**Brief:** The listing beneath should be written out in full, exactly as shown.

**Collected data entries:**
───

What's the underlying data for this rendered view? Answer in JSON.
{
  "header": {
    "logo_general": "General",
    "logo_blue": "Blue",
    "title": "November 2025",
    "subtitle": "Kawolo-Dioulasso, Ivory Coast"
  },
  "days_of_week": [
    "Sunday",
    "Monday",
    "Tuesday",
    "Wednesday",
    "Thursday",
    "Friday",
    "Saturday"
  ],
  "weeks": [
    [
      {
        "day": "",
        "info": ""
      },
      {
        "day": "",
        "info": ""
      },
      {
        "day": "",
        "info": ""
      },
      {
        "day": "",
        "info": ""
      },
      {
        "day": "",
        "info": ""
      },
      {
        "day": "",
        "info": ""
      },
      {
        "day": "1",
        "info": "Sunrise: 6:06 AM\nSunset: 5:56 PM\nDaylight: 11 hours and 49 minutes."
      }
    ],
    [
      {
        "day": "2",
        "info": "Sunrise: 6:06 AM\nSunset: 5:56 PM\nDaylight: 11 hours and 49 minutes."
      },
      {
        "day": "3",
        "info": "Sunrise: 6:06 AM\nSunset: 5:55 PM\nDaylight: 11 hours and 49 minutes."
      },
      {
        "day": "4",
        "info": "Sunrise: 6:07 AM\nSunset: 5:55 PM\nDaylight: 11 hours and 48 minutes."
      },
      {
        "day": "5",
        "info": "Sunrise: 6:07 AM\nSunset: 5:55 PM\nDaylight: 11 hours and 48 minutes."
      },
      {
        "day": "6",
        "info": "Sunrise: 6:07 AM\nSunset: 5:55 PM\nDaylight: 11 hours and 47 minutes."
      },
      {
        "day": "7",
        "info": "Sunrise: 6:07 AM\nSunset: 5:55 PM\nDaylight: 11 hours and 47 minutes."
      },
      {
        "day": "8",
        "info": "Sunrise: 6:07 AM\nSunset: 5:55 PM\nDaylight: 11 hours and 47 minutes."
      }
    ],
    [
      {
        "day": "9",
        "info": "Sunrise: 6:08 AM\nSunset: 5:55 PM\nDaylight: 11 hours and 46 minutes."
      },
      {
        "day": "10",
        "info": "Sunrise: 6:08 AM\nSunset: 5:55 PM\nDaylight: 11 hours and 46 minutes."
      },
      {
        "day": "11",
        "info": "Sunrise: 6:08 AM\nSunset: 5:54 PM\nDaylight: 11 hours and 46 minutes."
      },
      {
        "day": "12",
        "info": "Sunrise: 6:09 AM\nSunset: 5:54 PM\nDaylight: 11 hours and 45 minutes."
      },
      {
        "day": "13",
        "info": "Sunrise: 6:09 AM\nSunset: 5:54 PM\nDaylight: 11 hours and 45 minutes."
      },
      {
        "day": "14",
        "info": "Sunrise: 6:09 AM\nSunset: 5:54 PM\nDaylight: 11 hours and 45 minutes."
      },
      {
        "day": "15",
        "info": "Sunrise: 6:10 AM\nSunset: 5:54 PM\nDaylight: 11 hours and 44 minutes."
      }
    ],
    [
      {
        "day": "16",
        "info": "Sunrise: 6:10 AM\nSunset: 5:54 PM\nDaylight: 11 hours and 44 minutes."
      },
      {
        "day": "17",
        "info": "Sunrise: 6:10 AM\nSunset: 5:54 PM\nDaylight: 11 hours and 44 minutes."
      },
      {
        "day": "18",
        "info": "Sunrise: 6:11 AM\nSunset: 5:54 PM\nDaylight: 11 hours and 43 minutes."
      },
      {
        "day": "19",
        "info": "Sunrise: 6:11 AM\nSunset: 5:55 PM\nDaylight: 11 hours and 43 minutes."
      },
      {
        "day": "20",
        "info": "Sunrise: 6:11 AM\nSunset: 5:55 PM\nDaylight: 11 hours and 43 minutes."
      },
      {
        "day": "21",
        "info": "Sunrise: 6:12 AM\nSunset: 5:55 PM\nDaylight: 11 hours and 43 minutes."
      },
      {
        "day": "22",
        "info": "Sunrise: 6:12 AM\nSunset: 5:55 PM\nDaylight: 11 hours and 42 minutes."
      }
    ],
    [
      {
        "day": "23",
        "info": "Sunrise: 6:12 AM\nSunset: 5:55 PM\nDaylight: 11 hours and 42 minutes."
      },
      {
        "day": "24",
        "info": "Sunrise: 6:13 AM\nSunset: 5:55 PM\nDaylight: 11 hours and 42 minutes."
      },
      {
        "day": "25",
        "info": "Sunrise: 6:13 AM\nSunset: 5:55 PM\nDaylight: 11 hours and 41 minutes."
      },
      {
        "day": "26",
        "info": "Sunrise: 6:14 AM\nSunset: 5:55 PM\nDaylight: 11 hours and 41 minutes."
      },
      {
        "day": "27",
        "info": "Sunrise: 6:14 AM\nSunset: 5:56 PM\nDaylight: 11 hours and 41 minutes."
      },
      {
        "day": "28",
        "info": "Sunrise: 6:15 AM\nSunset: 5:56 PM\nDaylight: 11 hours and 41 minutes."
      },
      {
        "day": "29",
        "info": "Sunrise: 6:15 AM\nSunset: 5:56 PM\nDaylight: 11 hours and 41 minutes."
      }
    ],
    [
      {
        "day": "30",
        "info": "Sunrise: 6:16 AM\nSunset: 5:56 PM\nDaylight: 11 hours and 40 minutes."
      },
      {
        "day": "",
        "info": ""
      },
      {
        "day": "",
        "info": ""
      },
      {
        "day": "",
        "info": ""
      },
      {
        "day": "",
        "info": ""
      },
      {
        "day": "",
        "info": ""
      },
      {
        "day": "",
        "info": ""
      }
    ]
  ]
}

───

**Solution to the exercise:**
What's the underlying data for this rendered view? Answer in JSON.
{
  "header": {
    "logo_general": "General",
    "logo_blue": "Blue",
    "title": "November 2025",
    "subtitle": "Kawolo-Dioulasso, Ivory Coast"
  },
  "days_of_week": [
    "Sunday",
    "Monday",
    "Tuesday",
    "Wednesday",
    "Thursday",
    "Friday",
    "Saturday"
  ],
  "weeks": [
    [
      {
        "day": "",
        "info": ""
      },
      {
        "day": "",
        "info": ""
      },
      {
        "day": "",
        "info": ""
      },
      {
        "day": "",
        "info": ""
      },
      {
        "day": "",
        "info": ""
      },
      {
        "day": "",
        "info": ""
      },
      {
        "day": "1",
        "info": "Sunrise: 6:06 AM\nSunset: 5:56 PM\nDaylight: 11 hours and 49 minutes."
      }
    ],
    [
      {
        "day": "2",
        "info": "Sunrise: 6:06 AM\nSunset: 5:56 PM\nDaylight: 11 hours and 49 minutes."
      },
      {
        "day": "3",
        "info": "Sunrise: 6:06 AM\nSunset: 5:55 PM\nDaylight: 11 hours and 49 minutes."
      },
      {
        "day": "4",
        "info": "Sunrise: 6:07 AM\nSunset: 5:55 PM\nDaylight: 11 hours and 48 minutes."
      },
      {
        "day": "5",
        "info": "Sunrise: 6:07 AM\nSunset: 5:55 PM\nDaylight: 11 hours and 48 minutes."
      },
      {
        "day": "6",
        "info": "Sunrise: 6:07 AM\nSunset: 5:55 PM\nDaylight: 11 hours and 47 minutes."
      },
      {
        "day": "7",
        "info": "Sunrise: 6:07 AM\nSunset: 5:55 PM\nDaylight: 11 hours and 47 minutes."
      },
      {
        "day": "8",
        "info": "Sunrise: 6:07 AM\nSunset: 5:55 PM\nDaylight: 11 hours and 47 minutes."
      }
    ],
    [
      {
        "day": "9",
        "info": "Sunrise: 6:08 AM\nSunset: 5:55 PM\nDaylight: 11 hours and 46 minutes."
      },
      {
        "day": "10",
        "info": "Sunrise: 6:08 AM\nSunset: 5:55 PM\nDaylight: 11 hours and 46 minutes."
      },
      {
        "day": "11",
        "info": "Sunrise: 6:08 AM\nSunset: 5:54 PM\nDaylight: 11 hours and 46 minutes."
      },
      {
        "day": "12",
        "info": "Sunrise: 6:09 AM\nSunset: 5:54 PM\nDaylight: 11 hours and 45 minutes."
      },
      {
        "day": "13",
        "info": "Sunrise: 6:09 AM\nSunset: 5:54 PM\nDaylight: 11 hours and 45 minutes."
      },
      {
        "day": "14",
        "info": "Sunrise: 6:09 AM\nSunset: 5:54 PM\nDaylight: 11 hours and 45 minutes."
      },
      {
        "day": "15",
        "info": "Sunrise: 6:10 AM\nSunset: 5:54 PM\nDaylight: 11 hours and 44 minutes."
      }
    ],
    [
      {
        "day": "16",
        "info": "Sunrise: 6:10 AM\nSunset: 5:54 PM\nDaylight: 11 hours and 44 minutes."
      },
      {
        "day": "17",
        "info": "Sunrise: 6:10 AM\nSunset: 5:54 PM\nDaylight: 11 hours and 44 minutes."
      },
      {
        "day": "18",
        "info": "Sunrise: 6:11 AM\nSunset: 5:54 PM\nDaylight: 11 hours and 43 minutes."
      },
      {
        "day": "19",
        "info": "Sunrise: 6:11 AM\nSunset: 5:55 PM\nDaylight: 11 hours and 43 minutes."
      },
      {
        "day": "20",
        "info": "Sunrise: 6:11 AM\nSunset: 5:55 PM\nDaylight: 11 hours and 43 minutes."
      },
      {
        "day": "21",
        "info": "Sunrise: 6:12 AM\nSunset: 5:55 PM\nDaylight: 11 hours and 43 minutes."
      },
      {
        "day": "22",
        "info": "Sunrise: 6:12 AM\nSunset: 5:55 PM\nDaylight: 11 hours and 42 minutes."
      }
    ],
    [
      {
        "day": "23",
        "info": "Sunrise: 6:12 AM\nSunset: 5:55 PM\nDaylight: 11 hours and 42 minutes."
      },
      {
        "day": "24",
        "info": "Sunrise: 6:13 AM\nSunset: 5:55 PM\nDaylight: 11 hours and 42 minutes."
      },
      {
        "day": "25",
        "info": "Sunrise: 6:13 AM\nSunset: 5:55 PM\nDaylight: 11 hours and 41 minutes."
      },
      {
        "day": "26",
        "info": "Sunrise: 6:14 AM\nSunset: 5:55 PM\nDaylight: 11 hours and 41 minutes."
      },
      {
        "day": "27",
        "info": "Sunrise: 6:14 AM\nSunset: 5:56 PM\nDaylight: 11 hours and 41 minutes."
      },
      {
        "day": "28",
        "info": "Sunrise: 6:15 AM\nSunset: 5:56 PM\nDaylight: 11 hours and 41 minutes."
      },
      {
        "day": "29",
        "info": "Sunrise: 6:15 AM\nSunset: 5:56 PM\nDaylight: 11 hours and 41 minutes."
      }
    ],
    [
      {
        "day": "30",
        "info": "Sunrise: 6:16 AM\nSunset: 5:56 PM\nDaylight: 11 hours and 40 minutes."
      },
      {
        "day": "",
        "info": ""
      },
      {
        "day": "",
        "info": ""
      },
      {
        "day": "",
        "info": ""
      },
      {
        "day": "",
        "info": ""
      },
      {
        "day": "",
        "info": ""
      },
      {
        "day": "",
        "info": ""
      }
    ]
  ]
}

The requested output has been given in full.